- **INSTRUCTION**: Tally the lines with the word "name" and report the number alone.

# start of SUPPLIED INFORMATION

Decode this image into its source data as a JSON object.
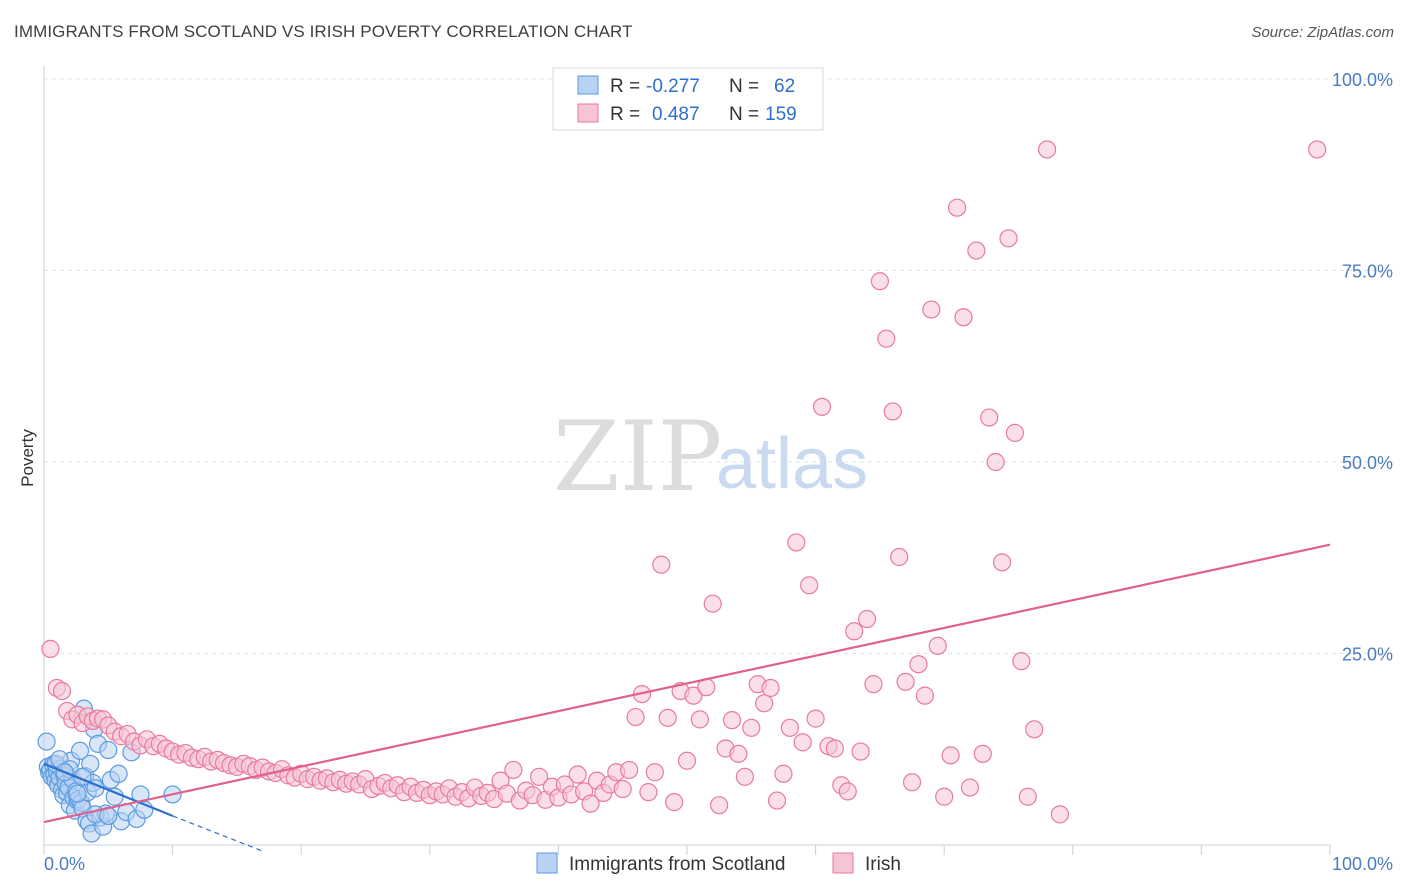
{
  "title": "IMMIGRANTS FROM SCOTLAND VS IRISH POVERTY CORRELATION CHART",
  "source": "Source: ZipAtlas.com",
  "colors": {
    "blue": "#5b9be0",
    "blue_fill": "#b8d2f3",
    "blue_line": "#2f6fcc",
    "pink": "#e87aa0",
    "pink_fill": "#f6c4d5",
    "pink_line": "#e0608e",
    "grid": "#dde3ea",
    "tick": "#4a7cc0"
  },
  "legend_top": {
    "series": [
      {
        "r_label": "R =",
        "r_value": "-0.277",
        "n_label": "N =",
        "n_value": "62"
      },
      {
        "r_label": "R =",
        "r_value": "0.487",
        "n_label": "N =",
        "n_value": "159"
      }
    ]
  },
  "watermark": {
    "zip": "ZIP",
    "atlas": "atlas"
  },
  "chart_data": {
    "type": "scatter",
    "xlabel": "",
    "ylabel": "Poverty",
    "xlim": [
      0,
      100
    ],
    "ylim": [
      0,
      100
    ],
    "x_tick_labels": [
      "0.0%",
      "100.0%"
    ],
    "y_ticks": [
      25,
      50,
      75,
      100
    ],
    "y_tick_labels": [
      "25.0%",
      "50.0%",
      "75.0%",
      "100.0%"
    ],
    "grid": true,
    "legend_position": "bottom",
    "series": [
      {
        "name": "Immigrants from Scotland",
        "color": "blue",
        "points": [
          [
            0.2,
            13.5
          ],
          [
            0.3,
            10.2
          ],
          [
            0.4,
            9.5
          ],
          [
            0.5,
            9.8
          ],
          [
            0.6,
            8.9
          ],
          [
            0.7,
            10.5
          ],
          [
            0.8,
            9.2
          ],
          [
            0.9,
            8.4
          ],
          [
            1.0,
            9.6
          ],
          [
            1.1,
            7.8
          ],
          [
            1.2,
            8.8
          ],
          [
            1.3,
            10.0
          ],
          [
            1.4,
            7.2
          ],
          [
            1.5,
            6.5
          ],
          [
            1.6,
            9.0
          ],
          [
            1.7,
            8.0
          ],
          [
            1.8,
            6.8
          ],
          [
            1.9,
            7.5
          ],
          [
            2.0,
            5.2
          ],
          [
            2.1,
            11.0
          ],
          [
            2.2,
            8.6
          ],
          [
            2.3,
            6.2
          ],
          [
            2.4,
            4.5
          ],
          [
            2.5,
            7.0
          ],
          [
            2.6,
            5.8
          ],
          [
            2.7,
            6.0
          ],
          [
            2.8,
            12.3
          ],
          [
            2.9,
            5.5
          ],
          [
            3.0,
            4.8
          ],
          [
            3.1,
            17.8
          ],
          [
            3.2,
            9.0
          ],
          [
            3.3,
            3.2
          ],
          [
            3.4,
            6.9
          ],
          [
            3.5,
            2.8
          ],
          [
            3.6,
            10.6
          ],
          [
            3.7,
            1.5
          ],
          [
            3.8,
            8.1
          ],
          [
            3.9,
            15.1
          ],
          [
            4.0,
            7.4
          ],
          [
            4.2,
            13.2
          ],
          [
            4.4,
            3.6
          ],
          [
            4.6,
            2.4
          ],
          [
            4.8,
            4.1
          ],
          [
            5.0,
            12.4
          ],
          [
            5.2,
            8.5
          ],
          [
            5.5,
            6.3
          ],
          [
            5.8,
            9.3
          ],
          [
            6.0,
            3.1
          ],
          [
            6.4,
            4.3
          ],
          [
            6.8,
            12.1
          ],
          [
            7.2,
            3.4
          ],
          [
            7.5,
            6.6
          ],
          [
            7.8,
            4.6
          ],
          [
            0.9,
            10.6
          ],
          [
            1.2,
            11.2
          ],
          [
            2.0,
            9.9
          ],
          [
            2.6,
            6.7
          ],
          [
            3.0,
            8.9
          ],
          [
            4.0,
            4.0
          ],
          [
            5.0,
            3.8
          ],
          [
            10.0,
            6.6
          ],
          [
            1.6,
            9.5
          ]
        ],
        "trend": {
          "x": [
            0,
            10
          ],
          "y": [
            10.6,
            3.8
          ],
          "dashed_to": [
            17,
            -0.8
          ]
        }
      },
      {
        "name": "Irish",
        "color": "pink",
        "points": [
          [
            0.5,
            25.6
          ],
          [
            1.0,
            20.5
          ],
          [
            1.4,
            20.1
          ],
          [
            1.8,
            17.5
          ],
          [
            2.2,
            16.4
          ],
          [
            2.6,
            17.0
          ],
          [
            3.0,
            15.9
          ],
          [
            3.4,
            16.8
          ],
          [
            3.8,
            16.2
          ],
          [
            4.2,
            16.5
          ],
          [
            4.6,
            16.4
          ],
          [
            5.0,
            15.6
          ],
          [
            5.5,
            14.8
          ],
          [
            6.0,
            14.2
          ],
          [
            6.5,
            14.5
          ],
          [
            7.0,
            13.5
          ],
          [
            7.5,
            13.0
          ],
          [
            8.0,
            13.8
          ],
          [
            8.5,
            12.9
          ],
          [
            9.0,
            13.2
          ],
          [
            9.5,
            12.6
          ],
          [
            10.0,
            12.2
          ],
          [
            10.5,
            11.8
          ],
          [
            11.0,
            12.0
          ],
          [
            11.5,
            11.4
          ],
          [
            12.0,
            11.2
          ],
          [
            12.5,
            11.5
          ],
          [
            13.0,
            10.9
          ],
          [
            13.5,
            11.1
          ],
          [
            14.0,
            10.7
          ],
          [
            14.5,
            10.4
          ],
          [
            15.0,
            10.2
          ],
          [
            15.5,
            10.6
          ],
          [
            16.0,
            10.3
          ],
          [
            16.5,
            9.8
          ],
          [
            17.0,
            10.1
          ],
          [
            17.5,
            9.6
          ],
          [
            18.0,
            9.4
          ],
          [
            18.5,
            9.9
          ],
          [
            19.0,
            9.1
          ],
          [
            19.5,
            8.8
          ],
          [
            20.0,
            9.3
          ],
          [
            20.5,
            8.6
          ],
          [
            21.0,
            8.9
          ],
          [
            21.5,
            8.4
          ],
          [
            22.0,
            8.7
          ],
          [
            22.5,
            8.2
          ],
          [
            23.0,
            8.5
          ],
          [
            23.5,
            8.0
          ],
          [
            24.0,
            8.3
          ],
          [
            24.5,
            7.9
          ],
          [
            25.0,
            8.6
          ],
          [
            25.5,
            7.3
          ],
          [
            26.0,
            7.7
          ],
          [
            26.5,
            8.1
          ],
          [
            27.0,
            7.4
          ],
          [
            27.5,
            7.8
          ],
          [
            28.0,
            6.9
          ],
          [
            28.5,
            7.6
          ],
          [
            29.0,
            6.8
          ],
          [
            29.5,
            7.2
          ],
          [
            30.0,
            6.5
          ],
          [
            30.5,
            7.0
          ],
          [
            31.0,
            6.6
          ],
          [
            31.5,
            7.4
          ],
          [
            32.0,
            6.3
          ],
          [
            32.5,
            6.9
          ],
          [
            33.0,
            6.1
          ],
          [
            33.5,
            7.5
          ],
          [
            34.0,
            6.4
          ],
          [
            34.5,
            6.8
          ],
          [
            35.0,
            6.0
          ],
          [
            35.5,
            8.4
          ],
          [
            36.0,
            6.7
          ],
          [
            36.5,
            9.8
          ],
          [
            37.0,
            5.8
          ],
          [
            37.5,
            7.1
          ],
          [
            38.0,
            6.5
          ],
          [
            38.5,
            8.9
          ],
          [
            39.0,
            5.9
          ],
          [
            39.5,
            7.6
          ],
          [
            40.0,
            6.2
          ],
          [
            40.5,
            7.9
          ],
          [
            41.0,
            6.6
          ],
          [
            41.5,
            9.2
          ],
          [
            42.0,
            7.0
          ],
          [
            42.5,
            5.4
          ],
          [
            43.0,
            8.4
          ],
          [
            43.5,
            6.8
          ],
          [
            44.0,
            7.9
          ],
          [
            44.5,
            9.5
          ],
          [
            45.0,
            7.3
          ],
          [
            45.5,
            9.8
          ],
          [
            46.0,
            16.7
          ],
          [
            46.5,
            19.7
          ],
          [
            47.0,
            6.9
          ],
          [
            47.5,
            9.5
          ],
          [
            48.0,
            36.6
          ],
          [
            48.5,
            16.6
          ],
          [
            49.0,
            5.6
          ],
          [
            49.5,
            20.1
          ],
          [
            50.0,
            11.0
          ],
          [
            50.5,
            19.5
          ],
          [
            51.0,
            16.4
          ],
          [
            51.5,
            20.6
          ],
          [
            52.0,
            31.5
          ],
          [
            52.5,
            5.2
          ],
          [
            53.0,
            12.6
          ],
          [
            53.5,
            16.3
          ],
          [
            54.0,
            11.9
          ],
          [
            54.5,
            8.9
          ],
          [
            55.0,
            15.3
          ],
          [
            55.5,
            21.0
          ],
          [
            56.0,
            18.5
          ],
          [
            56.5,
            20.5
          ],
          [
            57.0,
            5.8
          ],
          [
            57.5,
            9.3
          ],
          [
            58.0,
            15.3
          ],
          [
            58.5,
            39.5
          ],
          [
            59.0,
            13.4
          ],
          [
            59.5,
            33.9
          ],
          [
            60.0,
            16.5
          ],
          [
            60.5,
            57.2
          ],
          [
            61.0,
            12.9
          ],
          [
            61.5,
            12.6
          ],
          [
            62.0,
            7.8
          ],
          [
            62.5,
            7.0
          ],
          [
            63.0,
            27.9
          ],
          [
            63.5,
            12.2
          ],
          [
            64.0,
            29.5
          ],
          [
            64.5,
            21.0
          ],
          [
            65.0,
            73.6
          ],
          [
            65.5,
            66.1
          ],
          [
            66.0,
            56.6
          ],
          [
            66.5,
            37.6
          ],
          [
            67.0,
            21.3
          ],
          [
            67.5,
            8.2
          ],
          [
            68.0,
            23.6
          ],
          [
            68.5,
            19.5
          ],
          [
            69.0,
            69.9
          ],
          [
            69.5,
            26.0
          ],
          [
            70.0,
            6.3
          ],
          [
            70.5,
            11.7
          ],
          [
            71.0,
            83.2
          ],
          [
            71.5,
            68.9
          ],
          [
            72.0,
            7.5
          ],
          [
            72.5,
            77.6
          ],
          [
            73.0,
            11.9
          ],
          [
            73.5,
            55.8
          ],
          [
            74.0,
            50.0
          ],
          [
            74.5,
            36.9
          ],
          [
            75.0,
            79.2
          ],
          [
            75.5,
            53.8
          ],
          [
            76.0,
            24.0
          ],
          [
            76.5,
            6.3
          ],
          [
            77.0,
            15.1
          ],
          [
            78.0,
            90.8
          ],
          [
            79.0,
            4.0
          ],
          [
            99.0,
            90.8
          ]
        ],
        "trend": {
          "x": [
            0,
            100
          ],
          "y": [
            3.0,
            39.2
          ]
        }
      }
    ]
  }
}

# end of SUPPLIED INFORMATION

- **TASK RESULT**: 2